## PROBLEM DETAILS
Reproduce the following material exactly, including every line.

## SOURCE RECORDS
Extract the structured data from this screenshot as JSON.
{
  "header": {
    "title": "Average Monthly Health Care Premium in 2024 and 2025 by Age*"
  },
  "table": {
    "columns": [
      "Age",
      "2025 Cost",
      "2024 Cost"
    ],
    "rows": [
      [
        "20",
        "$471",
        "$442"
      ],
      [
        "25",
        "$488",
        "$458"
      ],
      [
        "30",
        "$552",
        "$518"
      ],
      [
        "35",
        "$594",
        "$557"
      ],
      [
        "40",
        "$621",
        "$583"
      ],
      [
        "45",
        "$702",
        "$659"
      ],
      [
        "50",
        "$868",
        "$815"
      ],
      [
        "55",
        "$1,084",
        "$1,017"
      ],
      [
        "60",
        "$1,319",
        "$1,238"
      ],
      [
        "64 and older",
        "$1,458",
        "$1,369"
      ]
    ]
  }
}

## OUTPUT OF THE TASK
Extract the structured data from this screenshot as JSON.
{
  "header": {
    "title": "Average Monthly Health Care Premium in 2024 and 2025 by Age*"
  },
  "table": {
    "columns": [
      "Age",
      "2025 Cost",
      "2024 Cost"
    ],
    "rows": [
      [
        "20",
        "$471",
        "$442"
      ],
      [
        "25",
        "$488",
        "$458"
      ],
      [
        "30",
        "$552",
        "$518"
      ],
      [
        "35",
        "$594",
        "$557"
      ],
      [
        "40",
        "$621",
        "$583"
      ],
      [
        "45",
        "$702",
        "$659"
      ],
      [
        "50",
        "$868",
        "$815"
      ],
      [
        "55",
        "$1,084",
        "$1,017"
      ],
      [
        "60",
        "$1,319",
        "$1,238"
      ],
      [
        "64 and older",
        "$1,458",
        "$1,369"
      ]
    ]
  }
}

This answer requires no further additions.